Below are some records. Say in a single number how many of their lines include the word "data".

#### RECORDS PROVIDED ####

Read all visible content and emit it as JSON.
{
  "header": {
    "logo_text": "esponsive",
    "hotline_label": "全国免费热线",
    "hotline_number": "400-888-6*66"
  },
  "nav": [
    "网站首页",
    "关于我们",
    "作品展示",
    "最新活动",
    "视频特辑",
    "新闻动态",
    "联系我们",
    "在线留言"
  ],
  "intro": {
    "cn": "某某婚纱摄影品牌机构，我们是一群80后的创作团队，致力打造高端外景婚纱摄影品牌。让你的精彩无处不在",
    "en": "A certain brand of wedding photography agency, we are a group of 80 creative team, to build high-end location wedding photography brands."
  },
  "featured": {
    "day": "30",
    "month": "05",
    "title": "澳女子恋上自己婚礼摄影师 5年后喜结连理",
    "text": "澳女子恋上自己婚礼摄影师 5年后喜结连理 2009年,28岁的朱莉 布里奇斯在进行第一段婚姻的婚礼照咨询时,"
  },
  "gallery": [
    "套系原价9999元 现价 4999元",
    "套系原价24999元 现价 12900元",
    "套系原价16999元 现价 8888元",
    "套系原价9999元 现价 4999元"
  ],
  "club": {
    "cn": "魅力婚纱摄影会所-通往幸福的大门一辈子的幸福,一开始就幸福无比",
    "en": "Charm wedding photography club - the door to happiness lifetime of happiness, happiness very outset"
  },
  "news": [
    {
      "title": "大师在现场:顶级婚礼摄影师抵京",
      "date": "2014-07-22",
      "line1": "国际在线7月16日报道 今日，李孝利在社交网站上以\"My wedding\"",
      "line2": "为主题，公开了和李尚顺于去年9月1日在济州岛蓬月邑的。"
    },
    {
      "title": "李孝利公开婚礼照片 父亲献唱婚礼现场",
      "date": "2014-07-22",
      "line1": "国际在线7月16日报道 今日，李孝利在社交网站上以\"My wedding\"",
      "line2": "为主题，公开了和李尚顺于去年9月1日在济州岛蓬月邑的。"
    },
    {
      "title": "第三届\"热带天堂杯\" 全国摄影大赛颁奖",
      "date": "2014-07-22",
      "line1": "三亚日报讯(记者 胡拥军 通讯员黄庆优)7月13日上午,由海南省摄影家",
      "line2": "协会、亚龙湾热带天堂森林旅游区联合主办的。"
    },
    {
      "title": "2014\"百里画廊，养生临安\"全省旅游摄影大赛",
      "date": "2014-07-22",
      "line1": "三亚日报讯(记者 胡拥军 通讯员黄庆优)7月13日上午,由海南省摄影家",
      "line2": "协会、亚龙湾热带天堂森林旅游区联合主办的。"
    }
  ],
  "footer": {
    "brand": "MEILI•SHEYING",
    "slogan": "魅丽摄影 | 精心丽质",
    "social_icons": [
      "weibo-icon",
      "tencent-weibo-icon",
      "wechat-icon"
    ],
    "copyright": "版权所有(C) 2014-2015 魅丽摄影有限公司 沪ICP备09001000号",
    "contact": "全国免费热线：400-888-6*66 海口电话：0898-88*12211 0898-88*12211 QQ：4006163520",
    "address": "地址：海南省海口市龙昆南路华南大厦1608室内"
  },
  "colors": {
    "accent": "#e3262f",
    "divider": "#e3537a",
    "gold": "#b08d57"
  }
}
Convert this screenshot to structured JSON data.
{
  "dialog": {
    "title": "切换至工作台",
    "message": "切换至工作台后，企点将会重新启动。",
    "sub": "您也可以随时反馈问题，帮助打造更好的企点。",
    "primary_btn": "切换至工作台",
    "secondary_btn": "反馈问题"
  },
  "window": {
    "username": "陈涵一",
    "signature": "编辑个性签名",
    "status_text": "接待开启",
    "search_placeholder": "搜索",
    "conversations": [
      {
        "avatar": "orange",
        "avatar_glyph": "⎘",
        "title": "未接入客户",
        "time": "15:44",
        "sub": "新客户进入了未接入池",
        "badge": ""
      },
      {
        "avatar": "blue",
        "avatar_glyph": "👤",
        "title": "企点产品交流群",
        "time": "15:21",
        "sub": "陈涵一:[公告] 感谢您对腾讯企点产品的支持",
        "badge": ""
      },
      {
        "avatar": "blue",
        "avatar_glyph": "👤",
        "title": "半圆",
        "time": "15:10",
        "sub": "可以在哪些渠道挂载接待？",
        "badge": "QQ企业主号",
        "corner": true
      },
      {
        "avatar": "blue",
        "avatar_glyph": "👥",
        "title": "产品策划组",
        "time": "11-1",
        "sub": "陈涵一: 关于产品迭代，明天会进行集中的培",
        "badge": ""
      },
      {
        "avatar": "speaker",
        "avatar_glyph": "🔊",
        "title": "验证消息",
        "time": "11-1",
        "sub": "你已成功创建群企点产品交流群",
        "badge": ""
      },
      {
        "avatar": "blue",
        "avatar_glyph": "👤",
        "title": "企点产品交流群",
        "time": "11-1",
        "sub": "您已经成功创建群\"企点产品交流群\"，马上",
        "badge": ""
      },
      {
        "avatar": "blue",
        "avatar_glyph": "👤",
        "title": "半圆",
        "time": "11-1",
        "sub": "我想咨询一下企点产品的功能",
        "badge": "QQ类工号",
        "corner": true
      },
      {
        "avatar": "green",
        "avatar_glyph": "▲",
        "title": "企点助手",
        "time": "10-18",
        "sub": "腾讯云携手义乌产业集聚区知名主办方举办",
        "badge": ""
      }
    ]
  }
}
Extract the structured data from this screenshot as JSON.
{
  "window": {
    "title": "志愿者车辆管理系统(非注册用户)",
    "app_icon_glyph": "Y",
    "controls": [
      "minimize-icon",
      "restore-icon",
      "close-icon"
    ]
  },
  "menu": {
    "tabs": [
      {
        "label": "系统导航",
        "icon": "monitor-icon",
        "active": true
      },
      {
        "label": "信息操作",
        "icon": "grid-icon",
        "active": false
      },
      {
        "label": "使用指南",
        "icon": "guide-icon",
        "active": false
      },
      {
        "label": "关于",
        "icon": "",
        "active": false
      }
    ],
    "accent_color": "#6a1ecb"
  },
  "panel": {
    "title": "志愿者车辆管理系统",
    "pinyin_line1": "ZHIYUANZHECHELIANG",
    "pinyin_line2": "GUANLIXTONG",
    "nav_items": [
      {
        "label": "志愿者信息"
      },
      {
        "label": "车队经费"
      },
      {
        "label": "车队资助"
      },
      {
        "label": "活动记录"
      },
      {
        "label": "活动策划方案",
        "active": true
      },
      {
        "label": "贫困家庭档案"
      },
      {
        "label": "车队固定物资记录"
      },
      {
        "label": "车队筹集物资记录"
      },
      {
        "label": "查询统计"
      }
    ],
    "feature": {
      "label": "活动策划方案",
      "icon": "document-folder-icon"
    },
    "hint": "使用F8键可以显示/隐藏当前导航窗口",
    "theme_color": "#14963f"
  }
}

####

### [EXERCISE RESPONSE]
2